▶ _EXERCISE TASK_: A verbatim copy of the records is required, with all pictures left out.

▶ _EXTRACTED INFORMATION_:
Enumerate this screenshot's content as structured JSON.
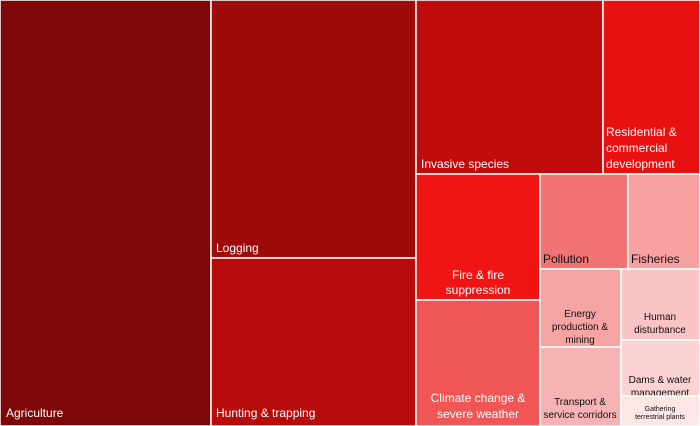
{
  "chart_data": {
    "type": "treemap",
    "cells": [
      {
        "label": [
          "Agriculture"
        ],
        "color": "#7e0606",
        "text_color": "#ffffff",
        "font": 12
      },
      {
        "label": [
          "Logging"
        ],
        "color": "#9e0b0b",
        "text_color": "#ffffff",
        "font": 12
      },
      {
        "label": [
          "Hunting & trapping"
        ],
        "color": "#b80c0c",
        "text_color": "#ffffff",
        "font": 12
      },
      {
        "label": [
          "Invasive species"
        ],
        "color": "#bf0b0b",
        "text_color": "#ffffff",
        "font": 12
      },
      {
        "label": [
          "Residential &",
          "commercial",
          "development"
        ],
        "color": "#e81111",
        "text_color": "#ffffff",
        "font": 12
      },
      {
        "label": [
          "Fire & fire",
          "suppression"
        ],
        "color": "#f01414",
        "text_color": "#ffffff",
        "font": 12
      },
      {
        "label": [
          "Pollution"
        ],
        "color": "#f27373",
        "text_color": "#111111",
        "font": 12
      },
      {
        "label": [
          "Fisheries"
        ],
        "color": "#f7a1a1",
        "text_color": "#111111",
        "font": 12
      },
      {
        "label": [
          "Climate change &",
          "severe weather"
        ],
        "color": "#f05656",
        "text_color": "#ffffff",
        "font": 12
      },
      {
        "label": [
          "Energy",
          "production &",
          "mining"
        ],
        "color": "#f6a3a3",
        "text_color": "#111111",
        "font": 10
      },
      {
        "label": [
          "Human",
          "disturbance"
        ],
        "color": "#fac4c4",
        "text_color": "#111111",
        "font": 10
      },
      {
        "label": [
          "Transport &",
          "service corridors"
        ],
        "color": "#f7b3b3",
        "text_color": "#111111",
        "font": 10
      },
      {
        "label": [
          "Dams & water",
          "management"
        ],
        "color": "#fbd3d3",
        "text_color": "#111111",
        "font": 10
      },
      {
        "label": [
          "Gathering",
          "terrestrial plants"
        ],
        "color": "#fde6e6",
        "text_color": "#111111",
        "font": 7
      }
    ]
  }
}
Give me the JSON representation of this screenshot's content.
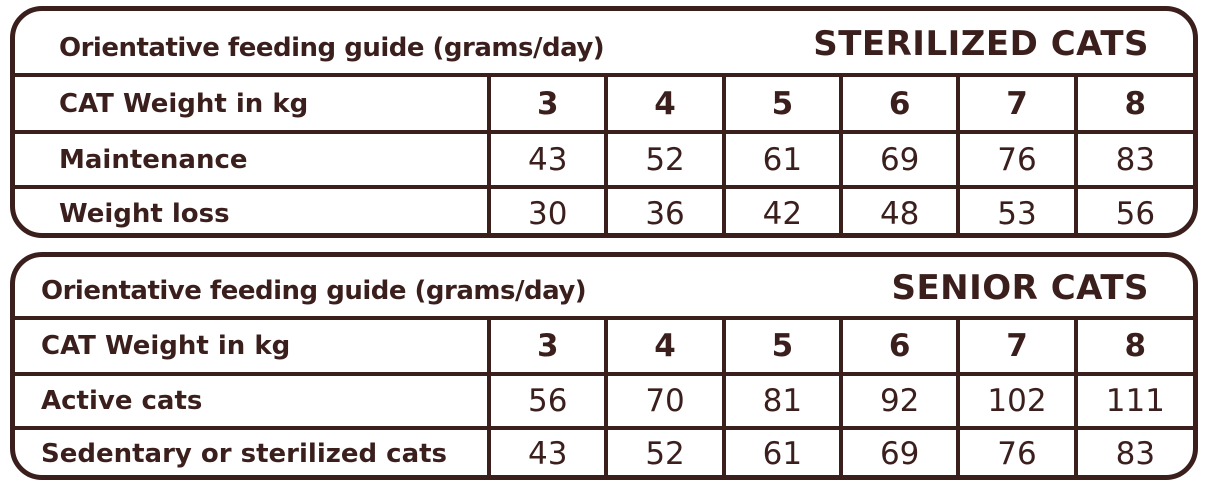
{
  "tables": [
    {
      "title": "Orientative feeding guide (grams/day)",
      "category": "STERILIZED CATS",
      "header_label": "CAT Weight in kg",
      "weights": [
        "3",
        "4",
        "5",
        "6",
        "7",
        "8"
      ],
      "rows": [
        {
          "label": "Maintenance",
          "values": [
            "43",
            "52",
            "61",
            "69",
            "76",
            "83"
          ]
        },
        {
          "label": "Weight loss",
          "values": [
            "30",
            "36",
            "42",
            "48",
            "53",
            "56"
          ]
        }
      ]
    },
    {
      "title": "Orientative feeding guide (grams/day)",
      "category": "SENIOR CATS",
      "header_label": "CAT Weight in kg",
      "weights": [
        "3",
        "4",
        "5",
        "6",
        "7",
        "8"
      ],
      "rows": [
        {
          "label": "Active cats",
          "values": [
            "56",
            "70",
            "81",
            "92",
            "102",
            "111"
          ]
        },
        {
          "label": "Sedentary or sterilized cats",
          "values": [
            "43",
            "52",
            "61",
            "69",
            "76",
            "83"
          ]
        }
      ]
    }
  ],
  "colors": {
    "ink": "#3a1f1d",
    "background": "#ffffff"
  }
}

▶ _WRITTEN SOLUTION_:
Enumerate this screenshot's content as structured JSON.
{
  "chart_data": {
    "type": "treemap",
    "cells": [
      {
        "label": [
          "Agriculture"
        ],
        "color": "#7e0606",
        "text_color": "#ffffff",
        "font": 12
      },
      {
        "label": [
          "Logging"
        ],
        "color": "#9e0b0b",
        "text_color": "#ffffff",
        "font": 12
      },
      {
        "label": [
          "Hunting & trapping"
        ],
        "color": "#b80c0c",
        "text_color": "#ffffff",
        "font": 12
      },
      {
        "label": [
          "Invasive species"
        ],
        "color": "#bf0b0b",
        "text_color": "#ffffff",
        "font": 12
      },
      {
        "label": [
          "Residential &",
          "commercial",
          "development"
        ],
        "color": "#e81111",
        "text_color": "#ffffff",
        "font": 12
      },
      {
        "label": [
          "Fire & fire",
          "suppression"
        ],
        "color": "#f01414",
        "text_color": "#ffffff",
        "font": 12
      },
      {
        "label": [
          "Pollution"
        ],
        "color": "#f27373",
        "text_color": "#111111",
        "font": 12
      },
      {
        "label": [
          "Fisheries"
        ],
        "color": "#f7a1a1",
        "text_color": "#111111",
        "font": 12
      },
      {
        "label": [
          "Climate change &",
          "severe weather"
        ],
        "color": "#f05656",
        "text_color": "#ffffff",
        "font": 12
      },
      {
        "label": [
          "Energy",
          "production &",
          "mining"
        ],
        "color": "#f6a3a3",
        "text_color": "#111111",
        "font": 10
      },
      {
        "label": [
          "Human",
          "disturbance"
        ],
        "color": "#fac4c4",
        "text_color": "#111111",
        "font": 10
      },
      {
        "label": [
          "Transport &",
          "service corridors"
        ],
        "color": "#f7b3b3",
        "text_color": "#111111",
        "font": 10
      },
      {
        "label": [
          "Dams & water",
          "management"
        ],
        "color": "#fbd3d3",
        "text_color": "#111111",
        "font": 10
      },
      {
        "label": [
          "Gathering",
          "terrestrial plants"
        ],
        "color": "#fde6e6",
        "text_color": "#111111",
        "font": 7
      }
    ]
  }
}
Give me the JSON representation of this screenshot's content.
{
  "tables": [
    {
      "title": "Orientative feeding guide (grams/day)",
      "category": "STERILIZED CATS",
      "header_label": "CAT Weight in kg",
      "weights": [
        "3",
        "4",
        "5",
        "6",
        "7",
        "8"
      ],
      "rows": [
        {
          "label": "Maintenance",
          "values": [
            "43",
            "52",
            "61",
            "69",
            "76",
            "83"
          ]
        },
        {
          "label": "Weight loss",
          "values": [
            "30",
            "36",
            "42",
            "48",
            "53",
            "56"
          ]
        }
      ]
    },
    {
      "title": "Orientative feeding guide (grams/day)",
      "category": "SENIOR CATS",
      "header_label": "CAT Weight in kg",
      "weights": [
        "3",
        "4",
        "5",
        "6",
        "7",
        "8"
      ],
      "rows": [
        {
          "label": "Active cats",
          "values": [
            "56",
            "70",
            "81",
            "92",
            "102",
            "111"
          ]
        },
        {
          "label": "Sedentary or sterilized cats",
          "values": [
            "43",
            "52",
            "61",
            "69",
            "76",
            "83"
          ]
        }
      ]
    }
  ],
  "colors": {
    "ink": "#3a1f1d",
    "background": "#ffffff"
  }
}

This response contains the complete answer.